▶ Brief
Gather up every line from the entries below that uses the word "home".

▶ Extracted entries
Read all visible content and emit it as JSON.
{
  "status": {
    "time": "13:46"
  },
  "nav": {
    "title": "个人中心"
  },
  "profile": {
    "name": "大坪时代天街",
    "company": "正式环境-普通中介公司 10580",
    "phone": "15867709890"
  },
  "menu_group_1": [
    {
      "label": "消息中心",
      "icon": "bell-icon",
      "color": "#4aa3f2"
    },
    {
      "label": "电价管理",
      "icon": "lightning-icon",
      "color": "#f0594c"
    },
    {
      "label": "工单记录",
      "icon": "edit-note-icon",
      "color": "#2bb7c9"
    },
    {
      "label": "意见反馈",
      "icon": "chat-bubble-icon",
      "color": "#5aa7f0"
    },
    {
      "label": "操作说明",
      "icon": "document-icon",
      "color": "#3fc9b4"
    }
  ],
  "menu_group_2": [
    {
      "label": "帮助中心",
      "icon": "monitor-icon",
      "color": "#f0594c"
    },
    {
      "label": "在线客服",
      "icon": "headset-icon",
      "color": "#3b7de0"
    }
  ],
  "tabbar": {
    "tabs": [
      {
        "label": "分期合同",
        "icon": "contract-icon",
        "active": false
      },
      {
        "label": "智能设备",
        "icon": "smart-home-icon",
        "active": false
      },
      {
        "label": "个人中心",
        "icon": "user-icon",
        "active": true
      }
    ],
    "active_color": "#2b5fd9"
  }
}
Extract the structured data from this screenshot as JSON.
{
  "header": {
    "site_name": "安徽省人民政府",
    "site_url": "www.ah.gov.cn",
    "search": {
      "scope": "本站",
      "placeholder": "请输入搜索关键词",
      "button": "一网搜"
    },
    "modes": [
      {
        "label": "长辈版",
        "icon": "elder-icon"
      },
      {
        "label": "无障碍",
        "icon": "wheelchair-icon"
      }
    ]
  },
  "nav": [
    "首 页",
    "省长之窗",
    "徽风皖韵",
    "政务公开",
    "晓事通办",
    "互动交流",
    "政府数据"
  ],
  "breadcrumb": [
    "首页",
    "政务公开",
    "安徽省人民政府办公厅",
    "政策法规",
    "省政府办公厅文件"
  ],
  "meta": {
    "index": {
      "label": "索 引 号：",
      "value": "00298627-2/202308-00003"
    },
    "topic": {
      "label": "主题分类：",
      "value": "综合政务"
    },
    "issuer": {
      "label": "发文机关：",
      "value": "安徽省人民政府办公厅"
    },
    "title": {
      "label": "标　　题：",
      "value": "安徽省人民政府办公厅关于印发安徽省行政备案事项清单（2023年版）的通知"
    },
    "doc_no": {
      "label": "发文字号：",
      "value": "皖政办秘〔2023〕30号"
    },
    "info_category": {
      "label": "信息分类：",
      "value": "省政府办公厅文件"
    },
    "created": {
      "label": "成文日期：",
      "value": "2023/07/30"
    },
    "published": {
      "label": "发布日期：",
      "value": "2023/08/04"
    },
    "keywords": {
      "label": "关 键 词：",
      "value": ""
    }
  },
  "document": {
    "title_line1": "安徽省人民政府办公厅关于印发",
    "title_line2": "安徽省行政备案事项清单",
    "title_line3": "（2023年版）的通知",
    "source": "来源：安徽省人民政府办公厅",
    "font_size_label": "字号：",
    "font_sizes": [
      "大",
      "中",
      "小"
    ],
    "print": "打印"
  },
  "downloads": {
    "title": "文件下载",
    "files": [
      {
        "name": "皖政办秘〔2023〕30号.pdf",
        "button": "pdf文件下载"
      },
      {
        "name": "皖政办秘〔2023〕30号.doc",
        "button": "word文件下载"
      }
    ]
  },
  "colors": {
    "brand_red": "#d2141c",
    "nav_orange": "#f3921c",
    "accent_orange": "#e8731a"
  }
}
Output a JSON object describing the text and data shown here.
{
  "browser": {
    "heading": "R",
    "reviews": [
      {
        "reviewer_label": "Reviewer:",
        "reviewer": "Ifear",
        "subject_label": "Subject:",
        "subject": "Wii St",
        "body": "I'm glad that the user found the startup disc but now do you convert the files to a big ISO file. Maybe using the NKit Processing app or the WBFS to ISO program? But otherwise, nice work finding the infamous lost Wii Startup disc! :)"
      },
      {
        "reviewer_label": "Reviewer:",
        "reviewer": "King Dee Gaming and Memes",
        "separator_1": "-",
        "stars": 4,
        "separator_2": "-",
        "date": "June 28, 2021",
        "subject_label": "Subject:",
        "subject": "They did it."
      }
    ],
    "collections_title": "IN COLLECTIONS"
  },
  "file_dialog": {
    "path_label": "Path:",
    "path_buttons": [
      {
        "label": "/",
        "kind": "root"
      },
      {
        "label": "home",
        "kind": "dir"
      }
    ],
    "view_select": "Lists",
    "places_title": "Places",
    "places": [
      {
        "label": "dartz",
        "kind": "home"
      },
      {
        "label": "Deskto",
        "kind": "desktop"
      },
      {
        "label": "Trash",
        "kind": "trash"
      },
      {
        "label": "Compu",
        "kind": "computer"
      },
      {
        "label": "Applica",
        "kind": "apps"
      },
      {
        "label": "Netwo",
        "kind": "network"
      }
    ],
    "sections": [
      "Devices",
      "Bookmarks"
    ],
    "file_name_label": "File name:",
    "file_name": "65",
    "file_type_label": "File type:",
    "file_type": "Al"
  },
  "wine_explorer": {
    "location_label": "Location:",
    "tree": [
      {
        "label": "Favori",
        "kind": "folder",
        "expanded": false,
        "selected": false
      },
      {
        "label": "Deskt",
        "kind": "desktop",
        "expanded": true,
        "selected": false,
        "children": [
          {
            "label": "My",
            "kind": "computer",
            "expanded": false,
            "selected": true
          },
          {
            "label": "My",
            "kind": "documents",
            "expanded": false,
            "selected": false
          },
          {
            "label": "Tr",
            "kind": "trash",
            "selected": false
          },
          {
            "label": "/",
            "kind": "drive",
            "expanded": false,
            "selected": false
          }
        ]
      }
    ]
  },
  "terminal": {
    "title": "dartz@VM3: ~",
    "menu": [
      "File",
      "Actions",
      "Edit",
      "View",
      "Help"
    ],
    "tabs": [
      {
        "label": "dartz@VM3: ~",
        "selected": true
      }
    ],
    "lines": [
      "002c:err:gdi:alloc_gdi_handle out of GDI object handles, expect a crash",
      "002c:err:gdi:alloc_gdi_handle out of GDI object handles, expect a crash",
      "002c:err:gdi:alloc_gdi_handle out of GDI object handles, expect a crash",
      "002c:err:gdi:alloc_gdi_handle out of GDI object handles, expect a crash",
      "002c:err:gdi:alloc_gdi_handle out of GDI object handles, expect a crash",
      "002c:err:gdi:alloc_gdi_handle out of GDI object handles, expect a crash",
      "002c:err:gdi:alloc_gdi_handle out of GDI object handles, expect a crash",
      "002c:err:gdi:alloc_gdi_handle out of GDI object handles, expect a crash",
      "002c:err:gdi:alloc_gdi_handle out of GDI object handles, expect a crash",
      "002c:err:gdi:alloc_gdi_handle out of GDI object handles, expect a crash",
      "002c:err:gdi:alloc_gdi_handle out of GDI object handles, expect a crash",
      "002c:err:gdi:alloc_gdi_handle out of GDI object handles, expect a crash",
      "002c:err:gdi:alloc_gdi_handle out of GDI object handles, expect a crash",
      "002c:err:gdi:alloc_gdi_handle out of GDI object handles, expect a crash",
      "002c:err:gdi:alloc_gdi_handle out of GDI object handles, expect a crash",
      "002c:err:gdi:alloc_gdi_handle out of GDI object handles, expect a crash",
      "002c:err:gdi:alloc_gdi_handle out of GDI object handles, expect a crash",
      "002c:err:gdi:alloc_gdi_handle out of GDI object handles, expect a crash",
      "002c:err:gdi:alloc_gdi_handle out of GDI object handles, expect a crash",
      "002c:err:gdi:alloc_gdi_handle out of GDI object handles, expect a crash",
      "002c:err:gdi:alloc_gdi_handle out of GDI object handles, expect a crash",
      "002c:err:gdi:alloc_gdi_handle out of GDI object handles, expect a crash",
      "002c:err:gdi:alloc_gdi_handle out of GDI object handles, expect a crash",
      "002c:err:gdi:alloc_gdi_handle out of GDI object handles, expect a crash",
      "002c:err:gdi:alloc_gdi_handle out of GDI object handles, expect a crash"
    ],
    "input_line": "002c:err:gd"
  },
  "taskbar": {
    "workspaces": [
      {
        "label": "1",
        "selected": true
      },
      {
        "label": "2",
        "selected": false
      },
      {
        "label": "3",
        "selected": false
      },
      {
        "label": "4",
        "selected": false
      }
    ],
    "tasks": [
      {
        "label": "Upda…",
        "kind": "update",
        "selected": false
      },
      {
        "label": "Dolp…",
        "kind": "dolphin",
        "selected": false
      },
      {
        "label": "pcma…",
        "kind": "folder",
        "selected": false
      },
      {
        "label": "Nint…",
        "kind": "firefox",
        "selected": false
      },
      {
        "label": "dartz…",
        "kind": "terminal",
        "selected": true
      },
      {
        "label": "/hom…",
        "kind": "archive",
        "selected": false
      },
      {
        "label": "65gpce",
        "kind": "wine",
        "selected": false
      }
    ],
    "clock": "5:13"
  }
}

▶ Exercise output
        "icon": "smart-home-icon",
        "label": "home",
        "kind": "home"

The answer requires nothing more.